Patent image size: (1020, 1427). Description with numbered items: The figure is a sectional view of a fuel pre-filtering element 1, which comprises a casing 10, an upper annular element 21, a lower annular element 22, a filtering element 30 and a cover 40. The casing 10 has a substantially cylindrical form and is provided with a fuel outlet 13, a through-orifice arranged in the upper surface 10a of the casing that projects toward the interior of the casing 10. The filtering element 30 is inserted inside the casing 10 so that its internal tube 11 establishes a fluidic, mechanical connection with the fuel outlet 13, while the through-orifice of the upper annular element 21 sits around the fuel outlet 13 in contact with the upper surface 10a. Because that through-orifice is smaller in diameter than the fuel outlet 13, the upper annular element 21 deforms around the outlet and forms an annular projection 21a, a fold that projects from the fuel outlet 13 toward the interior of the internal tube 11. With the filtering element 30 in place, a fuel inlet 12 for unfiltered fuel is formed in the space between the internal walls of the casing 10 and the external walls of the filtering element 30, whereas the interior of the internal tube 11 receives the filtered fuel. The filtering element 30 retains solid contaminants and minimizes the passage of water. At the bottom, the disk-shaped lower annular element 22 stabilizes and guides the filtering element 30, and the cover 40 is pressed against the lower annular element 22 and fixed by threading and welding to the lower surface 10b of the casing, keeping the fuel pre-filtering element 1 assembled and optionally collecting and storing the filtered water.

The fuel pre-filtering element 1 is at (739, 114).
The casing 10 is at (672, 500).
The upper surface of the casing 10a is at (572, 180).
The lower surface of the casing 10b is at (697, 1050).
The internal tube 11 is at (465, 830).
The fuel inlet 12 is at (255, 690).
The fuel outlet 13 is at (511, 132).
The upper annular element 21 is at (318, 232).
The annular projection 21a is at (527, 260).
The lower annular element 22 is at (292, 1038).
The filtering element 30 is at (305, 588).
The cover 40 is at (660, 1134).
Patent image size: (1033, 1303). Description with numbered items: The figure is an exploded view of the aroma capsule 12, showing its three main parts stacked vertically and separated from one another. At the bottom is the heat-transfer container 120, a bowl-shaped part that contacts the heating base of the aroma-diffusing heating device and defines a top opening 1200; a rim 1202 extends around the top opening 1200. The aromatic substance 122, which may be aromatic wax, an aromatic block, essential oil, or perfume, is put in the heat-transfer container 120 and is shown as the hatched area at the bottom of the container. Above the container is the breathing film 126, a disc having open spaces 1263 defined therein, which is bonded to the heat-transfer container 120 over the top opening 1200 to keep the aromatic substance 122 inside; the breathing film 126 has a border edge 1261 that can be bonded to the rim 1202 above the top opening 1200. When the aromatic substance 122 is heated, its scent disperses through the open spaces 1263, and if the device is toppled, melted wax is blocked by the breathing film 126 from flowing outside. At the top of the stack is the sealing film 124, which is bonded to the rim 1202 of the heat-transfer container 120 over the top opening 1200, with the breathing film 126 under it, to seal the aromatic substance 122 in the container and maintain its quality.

--

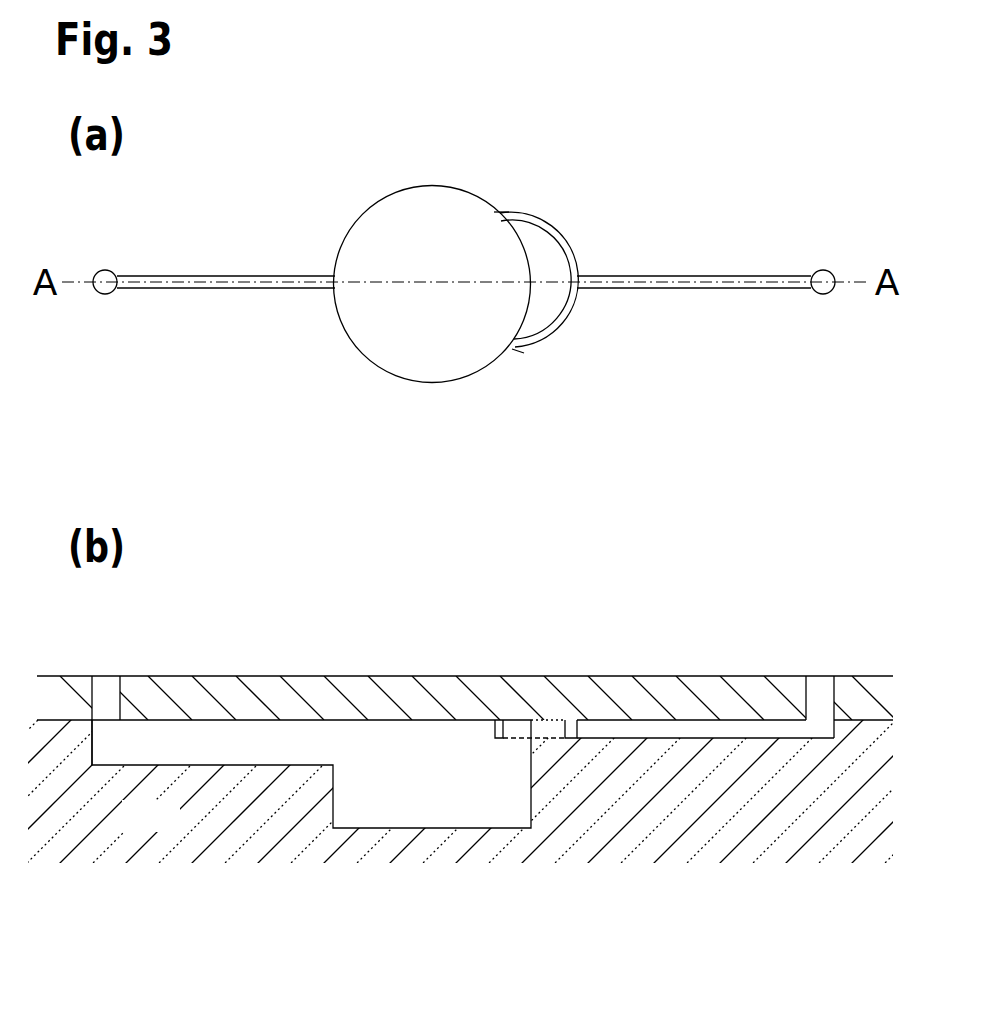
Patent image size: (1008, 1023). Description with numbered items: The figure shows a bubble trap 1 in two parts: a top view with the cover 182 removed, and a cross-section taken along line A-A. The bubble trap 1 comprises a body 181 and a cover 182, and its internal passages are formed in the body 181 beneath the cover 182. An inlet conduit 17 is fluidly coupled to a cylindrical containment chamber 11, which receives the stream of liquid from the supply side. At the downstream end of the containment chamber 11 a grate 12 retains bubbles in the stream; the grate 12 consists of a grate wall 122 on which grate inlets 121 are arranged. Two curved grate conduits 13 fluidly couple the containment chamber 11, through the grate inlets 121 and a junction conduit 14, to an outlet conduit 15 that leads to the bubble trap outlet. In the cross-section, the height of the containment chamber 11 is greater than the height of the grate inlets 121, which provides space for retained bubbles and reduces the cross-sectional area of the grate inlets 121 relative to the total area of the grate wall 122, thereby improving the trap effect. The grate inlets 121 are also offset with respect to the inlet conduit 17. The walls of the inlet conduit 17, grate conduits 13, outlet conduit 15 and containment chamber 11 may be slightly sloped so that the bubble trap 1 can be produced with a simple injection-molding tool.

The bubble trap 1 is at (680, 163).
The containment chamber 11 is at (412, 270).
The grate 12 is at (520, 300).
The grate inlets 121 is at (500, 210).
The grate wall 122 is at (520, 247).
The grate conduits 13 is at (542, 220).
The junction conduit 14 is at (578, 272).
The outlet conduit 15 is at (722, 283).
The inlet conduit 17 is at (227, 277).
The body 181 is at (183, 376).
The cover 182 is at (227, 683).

What is expected: Can you echo every line of the records, from the line containing "Patent image size: (1020, 1427)." down to the line containing "The cover 40 is at (660, 1134).", with both of those lines included and nothing changed?

Exercise result:
Patent image size: (1020, 1427). Description with numbered items: The figure is a sectional view of a fuel pre-filtering element 1, which comprises a casing 10, an upper annular element 21, a lower annular element 22, a filtering element 30 and a cover 40. The casing 10 has a substantially cylindrical form and is provided with a fuel outlet 13, a through-orifice arranged in the upper surface 10a of the casing that projects toward the interior of the casing 10. The filtering element 30 is inserted inside the casing 10 so that its internal tube 11 establishes a fluidic, mechanical connection with the fuel outlet 13, while the through-orifice of the upper annular element 21 sits around the fuel outlet 13 in contact with the upper surface 10a. Because that through-orifice is smaller in diameter than the fuel outlet 13, the upper annular element 21 deforms around the outlet and forms an annular projection 21a, a fold that projects from the fuel outlet 13 toward the interior of the internal tube 11. With the filtering element 30 in place, a fuel inlet 12 for unfiltered fuel is formed in the space between the internal walls of the casing 10 and the external walls of the filtering element 30, whereas the interior of the internal tube 11 receives the filtered fuel. The filtering element 30 retains solid contaminants and minimizes the passage of water. At the bottom, the disk-shaped lower annular element 22 stabilizes and guides the filtering element 30, and the cover 40 is pressed against the lower annular element 22 and fixed by threading and welding to the lower surface 10b of the casing, keeping the fuel pre-filtering element 1 assembled and optionally collecting and storing the filtered water.

The fuel pre-filtering element 1 is at (739, 114).
The casing 10 is at (672, 500).
The upper surface of the casing 10a is at (572, 180).
The lower surface of the casing 10b is at (697, 1050).
The internal tube 11 is at (465, 830).
The fuel inlet 12 is at (255, 690).
The fuel outlet 13 is at (511, 132).
The upper annular element 21 is at (318, 232).
The annular projection 21a is at (527, 260).
The lower annular element 22 is at (292, 1038).
The filtering element 30 is at (305, 588).
The cover 40 is at (660, 1134).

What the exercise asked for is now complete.